Data entries for graphics
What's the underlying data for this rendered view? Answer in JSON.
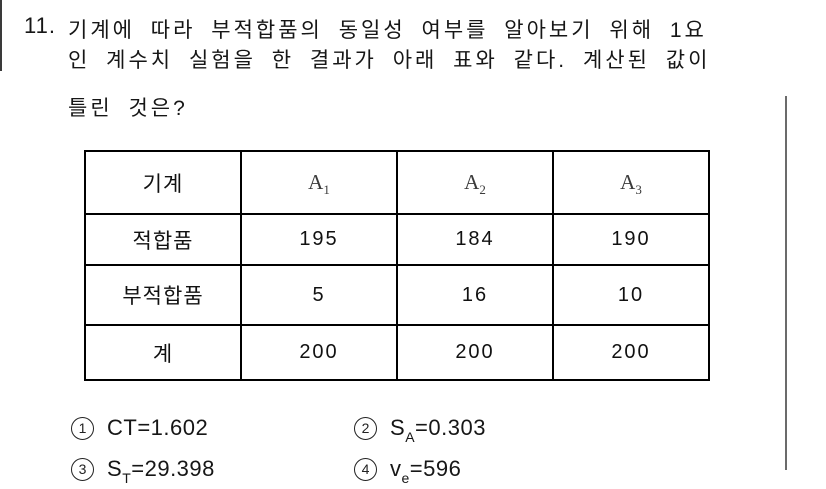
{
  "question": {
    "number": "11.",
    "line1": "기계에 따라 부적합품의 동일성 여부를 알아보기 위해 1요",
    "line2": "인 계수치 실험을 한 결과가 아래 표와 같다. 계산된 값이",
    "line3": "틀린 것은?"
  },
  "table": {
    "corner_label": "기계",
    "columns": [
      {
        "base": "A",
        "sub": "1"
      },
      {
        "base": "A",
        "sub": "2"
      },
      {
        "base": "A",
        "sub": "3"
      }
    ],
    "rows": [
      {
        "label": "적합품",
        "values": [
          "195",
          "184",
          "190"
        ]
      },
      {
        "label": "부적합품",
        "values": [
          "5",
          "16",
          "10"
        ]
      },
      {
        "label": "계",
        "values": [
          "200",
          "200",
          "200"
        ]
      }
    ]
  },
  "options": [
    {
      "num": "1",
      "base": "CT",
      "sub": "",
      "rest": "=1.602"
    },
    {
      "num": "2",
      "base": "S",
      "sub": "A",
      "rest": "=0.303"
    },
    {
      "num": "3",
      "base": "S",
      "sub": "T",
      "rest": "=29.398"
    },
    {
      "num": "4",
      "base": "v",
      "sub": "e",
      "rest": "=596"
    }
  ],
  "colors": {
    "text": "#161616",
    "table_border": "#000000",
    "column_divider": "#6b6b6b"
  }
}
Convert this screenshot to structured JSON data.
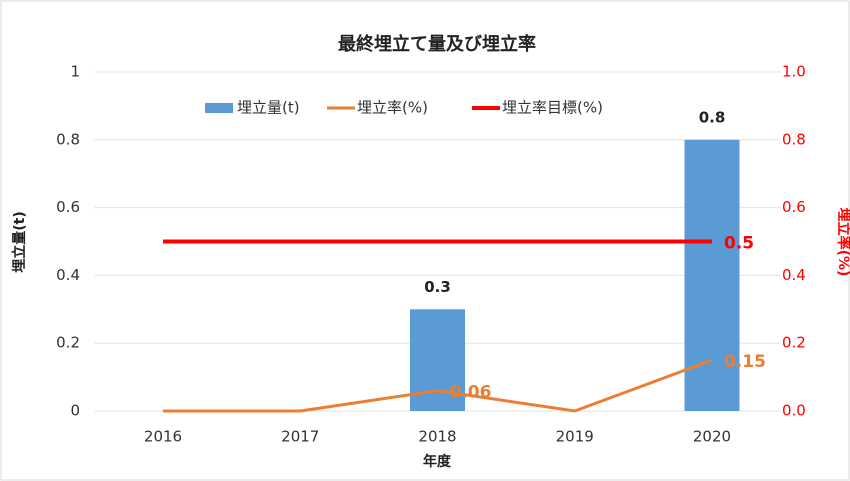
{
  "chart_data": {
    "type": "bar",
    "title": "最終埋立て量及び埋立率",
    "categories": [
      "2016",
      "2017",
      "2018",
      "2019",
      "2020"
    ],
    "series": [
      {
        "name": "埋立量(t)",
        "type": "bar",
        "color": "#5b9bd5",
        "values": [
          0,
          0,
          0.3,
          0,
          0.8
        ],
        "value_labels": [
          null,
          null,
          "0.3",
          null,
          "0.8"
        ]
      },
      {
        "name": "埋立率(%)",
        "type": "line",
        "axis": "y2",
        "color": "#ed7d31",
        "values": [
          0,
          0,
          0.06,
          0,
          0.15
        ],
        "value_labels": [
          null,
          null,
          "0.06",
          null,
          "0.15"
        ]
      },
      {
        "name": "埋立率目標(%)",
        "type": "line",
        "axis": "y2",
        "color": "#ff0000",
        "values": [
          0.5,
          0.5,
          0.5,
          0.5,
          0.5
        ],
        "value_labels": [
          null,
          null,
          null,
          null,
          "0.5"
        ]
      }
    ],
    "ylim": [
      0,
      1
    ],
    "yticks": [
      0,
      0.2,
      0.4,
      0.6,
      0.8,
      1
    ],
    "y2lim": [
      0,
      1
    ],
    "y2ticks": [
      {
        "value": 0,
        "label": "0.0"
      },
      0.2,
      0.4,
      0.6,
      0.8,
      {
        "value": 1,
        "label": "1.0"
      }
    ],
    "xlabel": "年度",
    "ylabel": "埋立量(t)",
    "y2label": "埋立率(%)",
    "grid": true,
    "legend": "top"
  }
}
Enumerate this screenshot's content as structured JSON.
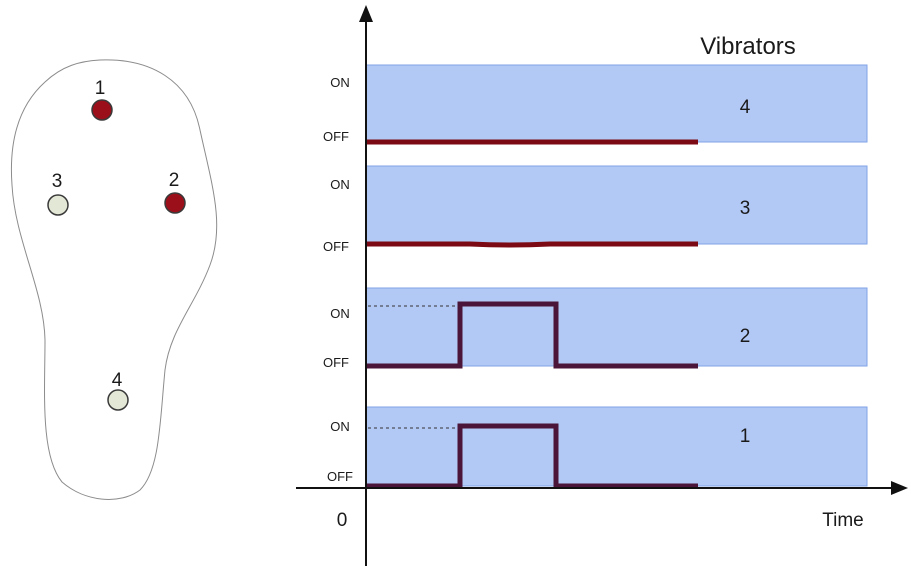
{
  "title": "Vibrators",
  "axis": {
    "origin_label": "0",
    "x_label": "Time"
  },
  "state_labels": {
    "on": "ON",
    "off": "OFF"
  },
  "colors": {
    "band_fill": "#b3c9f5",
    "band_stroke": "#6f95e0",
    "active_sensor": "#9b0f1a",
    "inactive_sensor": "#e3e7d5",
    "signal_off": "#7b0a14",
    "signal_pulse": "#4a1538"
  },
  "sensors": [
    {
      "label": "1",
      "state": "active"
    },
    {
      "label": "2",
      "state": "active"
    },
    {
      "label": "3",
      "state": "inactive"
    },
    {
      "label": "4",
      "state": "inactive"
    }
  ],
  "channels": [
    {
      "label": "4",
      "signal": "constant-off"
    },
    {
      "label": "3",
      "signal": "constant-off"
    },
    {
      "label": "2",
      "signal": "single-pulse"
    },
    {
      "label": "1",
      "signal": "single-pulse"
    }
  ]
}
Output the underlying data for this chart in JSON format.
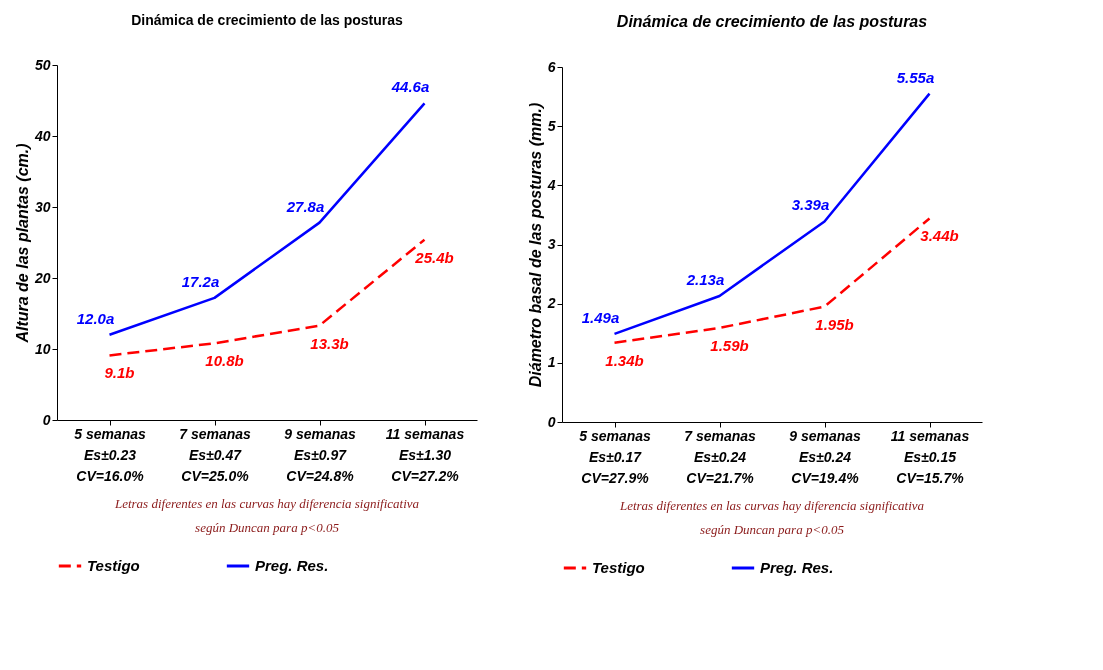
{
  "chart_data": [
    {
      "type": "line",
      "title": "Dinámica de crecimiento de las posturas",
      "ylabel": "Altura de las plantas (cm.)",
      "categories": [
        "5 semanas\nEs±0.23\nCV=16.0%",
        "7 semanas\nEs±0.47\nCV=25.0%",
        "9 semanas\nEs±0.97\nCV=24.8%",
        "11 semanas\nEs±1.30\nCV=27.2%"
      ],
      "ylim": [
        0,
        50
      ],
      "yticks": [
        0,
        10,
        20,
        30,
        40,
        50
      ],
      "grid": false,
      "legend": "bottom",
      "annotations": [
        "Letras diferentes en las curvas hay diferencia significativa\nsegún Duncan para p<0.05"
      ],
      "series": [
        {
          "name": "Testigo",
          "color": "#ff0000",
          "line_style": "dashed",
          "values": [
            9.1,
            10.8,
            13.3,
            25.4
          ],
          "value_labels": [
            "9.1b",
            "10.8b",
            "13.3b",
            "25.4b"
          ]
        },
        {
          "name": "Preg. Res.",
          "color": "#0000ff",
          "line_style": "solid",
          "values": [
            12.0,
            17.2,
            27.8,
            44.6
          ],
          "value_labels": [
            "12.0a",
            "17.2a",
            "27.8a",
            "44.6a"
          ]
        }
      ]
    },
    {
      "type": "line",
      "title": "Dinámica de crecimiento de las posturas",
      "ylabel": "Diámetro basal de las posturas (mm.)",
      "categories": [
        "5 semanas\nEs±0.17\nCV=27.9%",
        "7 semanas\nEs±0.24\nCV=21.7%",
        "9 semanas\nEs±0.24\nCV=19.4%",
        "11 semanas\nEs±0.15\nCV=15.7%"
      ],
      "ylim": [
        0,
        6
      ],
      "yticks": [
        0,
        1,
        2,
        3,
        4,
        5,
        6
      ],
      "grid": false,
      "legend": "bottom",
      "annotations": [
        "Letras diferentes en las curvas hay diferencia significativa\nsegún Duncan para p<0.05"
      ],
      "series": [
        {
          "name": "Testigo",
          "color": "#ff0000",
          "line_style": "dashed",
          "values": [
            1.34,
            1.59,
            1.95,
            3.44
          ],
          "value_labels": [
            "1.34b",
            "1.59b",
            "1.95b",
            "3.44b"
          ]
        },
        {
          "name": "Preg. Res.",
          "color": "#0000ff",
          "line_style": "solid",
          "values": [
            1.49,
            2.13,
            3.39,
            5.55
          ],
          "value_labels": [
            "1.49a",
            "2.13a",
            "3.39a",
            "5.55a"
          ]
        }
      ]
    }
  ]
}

§ Your objective
All entries must be written out again exactly as given, with no pictures in the copy.

§ Output for this exercise
What's the underlying data for this rendered view? Answer in JSON.
{
  "question": {
    "number": "11.",
    "line1": "기계에 따라 부적합품의 동일성 여부를 알아보기 위해 1요",
    "line2": "인 계수치 실험을 한 결과가 아래 표와 같다. 계산된 값이",
    "line3": "틀린 것은?"
  },
  "table": {
    "corner_label": "기계",
    "columns": [
      {
        "base": "A",
        "sub": "1"
      },
      {
        "base": "A",
        "sub": "2"
      },
      {
        "base": "A",
        "sub": "3"
      }
    ],
    "rows": [
      {
        "label": "적합품",
        "values": [
          "195",
          "184",
          "190"
        ]
      },
      {
        "label": "부적합품",
        "values": [
          "5",
          "16",
          "10"
        ]
      },
      {
        "label": "계",
        "values": [
          "200",
          "200",
          "200"
        ]
      }
    ]
  },
  "options": [
    {
      "num": "1",
      "base": "CT",
      "sub": "",
      "rest": "=1.602"
    },
    {
      "num": "2",
      "base": "S",
      "sub": "A",
      "rest": "=0.303"
    },
    {
      "num": "3",
      "base": "S",
      "sub": "T",
      "rest": "=29.398"
    },
    {
      "num": "4",
      "base": "v",
      "sub": "e",
      "rest": "=596"
    }
  ],
  "colors": {
    "text": "#161616",
    "table_border": "#000000",
    "column_divider": "#6b6b6b"
  }
}
Convert this screenshot to structured JSON data.
{
  "chart_data": {
    "type": "bar",
    "title": "最終埋立て量及び埋立率",
    "categories": [
      "2016",
      "2017",
      "2018",
      "2019",
      "2020"
    ],
    "series": [
      {
        "name": "埋立量(t)",
        "type": "bar",
        "color": "#5b9bd5",
        "values": [
          0,
          0,
          0.3,
          0,
          0.8
        ],
        "value_labels": [
          null,
          null,
          "0.3",
          null,
          "0.8"
        ]
      },
      {
        "name": "埋立率(%)",
        "type": "line",
        "axis": "y2",
        "color": "#ed7d31",
        "values": [
          0,
          0,
          0.06,
          0,
          0.15
        ],
        "value_labels": [
          null,
          null,
          "0.06",
          null,
          "0.15"
        ]
      },
      {
        "name": "埋立率目標(%)",
        "type": "line",
        "axis": "y2",
        "color": "#ff0000",
        "values": [
          0.5,
          0.5,
          0.5,
          0.5,
          0.5
        ],
        "value_labels": [
          null,
          null,
          null,
          null,
          "0.5"
        ]
      }
    ],
    "ylim": [
      0,
      1
    ],
    "yticks": [
      0,
      0.2,
      0.4,
      0.6,
      0.8,
      1
    ],
    "y2lim": [
      0,
      1
    ],
    "y2ticks": [
      {
        "value": 0,
        "label": "0.0"
      },
      0.2,
      0.4,
      0.6,
      0.8,
      {
        "value": 1,
        "label": "1.0"
      }
    ],
    "xlabel": "年度",
    "ylabel": "埋立量(t)",
    "y2label": "埋立率(%)",
    "grid": true,
    "legend": "top"
  }
}
Enumerate this screenshot's content as structured JSON.
{
  "title": "Vibrators",
  "axis": {
    "origin_label": "0",
    "x_label": "Time"
  },
  "state_labels": {
    "on": "ON",
    "off": "OFF"
  },
  "colors": {
    "band_fill": "#b3c9f5",
    "band_stroke": "#6f95e0",
    "active_sensor": "#9b0f1a",
    "inactive_sensor": "#e3e7d5",
    "signal_off": "#7b0a14",
    "signal_pulse": "#4a1538"
  },
  "sensors": [
    {
      "label": "1",
      "state": "active"
    },
    {
      "label": "2",
      "state": "active"
    },
    {
      "label": "3",
      "state": "inactive"
    },
    {
      "label": "4",
      "state": "inactive"
    }
  ],
  "channels": [
    {
      "label": "4",
      "signal": "constant-off"
    },
    {
      "label": "3",
      "signal": "constant-off"
    },
    {
      "label": "2",
      "signal": "single-pulse"
    },
    {
      "label": "1",
      "signal": "single-pulse"
    }
  ]
}
Output the underlying data for this chart in JSON format.
{
  "chart_data": [
    {
      "type": "line",
      "title": "Dinámica de crecimiento de las posturas",
      "ylabel": "Altura de las plantas (cm.)",
      "categories": [
        "5 semanas\nEs±0.23\nCV=16.0%",
        "7 semanas\nEs±0.47\nCV=25.0%",
        "9 semanas\nEs±0.97\nCV=24.8%",
        "11 semanas\nEs±1.30\nCV=27.2%"
      ],
      "ylim": [
        0,
        50
      ],
      "yticks": [
        0,
        10,
        20,
        30,
        40,
        50
      ],
      "grid": false,
      "legend": "bottom",
      "annotations": [
        "Letras diferentes en las curvas hay diferencia significativa\nsegún Duncan para p<0.05"
      ],
      "series": [
        {
          "name": "Testigo",
          "color": "#ff0000",
          "line_style": "dashed",
          "values": [
            9.1,
            10.8,
            13.3,
            25.4
          ],
          "value_labels": [
            "9.1b",
            "10.8b",
            "13.3b",
            "25.4b"
          ]
        },
        {
          "name": "Preg. Res.",
          "color": "#0000ff",
          "line_style": "solid",
          "values": [
            12.0,
            17.2,
            27.8,
            44.6
          ],
          "value_labels": [
            "12.0a",
            "17.2a",
            "27.8a",
            "44.6a"
          ]
        }
      ]
    },
    {
      "type": "line",
      "title": "Dinámica de crecimiento de las posturas",
      "ylabel": "Diámetro basal de las posturas (mm.)",
      "categories": [
        "5 semanas\nEs±0.17\nCV=27.9%",
        "7 semanas\nEs±0.24\nCV=21.7%",
        "9 semanas\nEs±0.24\nCV=19.4%",
        "11 semanas\nEs±0.15\nCV=15.7%"
      ],
      "ylim": [
        0,
        6
      ],
      "yticks": [
        0,
        1,
        2,
        3,
        4,
        5,
        6
      ],
      "grid": false,
      "legend": "bottom",
      "annotations": [
        "Letras diferentes en las curvas hay diferencia significativa\nsegún Duncan para p<0.05"
      ],
      "series": [
        {
          "name": "Testigo",
          "color": "#ff0000",
          "line_style": "dashed",
          "values": [
            1.34,
            1.59,
            1.95,
            3.44
          ],
          "value_labels": [
            "1.34b",
            "1.59b",
            "1.95b",
            "3.44b"
          ]
        },
        {
          "name": "Preg. Res.",
          "color": "#0000ff",
          "line_style": "solid",
          "values": [
            1.49,
            2.13,
            3.39,
            5.55
          ],
          "value_labels": [
            "1.49a",
            "2.13a",
            "3.39a",
            "5.55a"
          ]
        }
      ]
    }
  ]
}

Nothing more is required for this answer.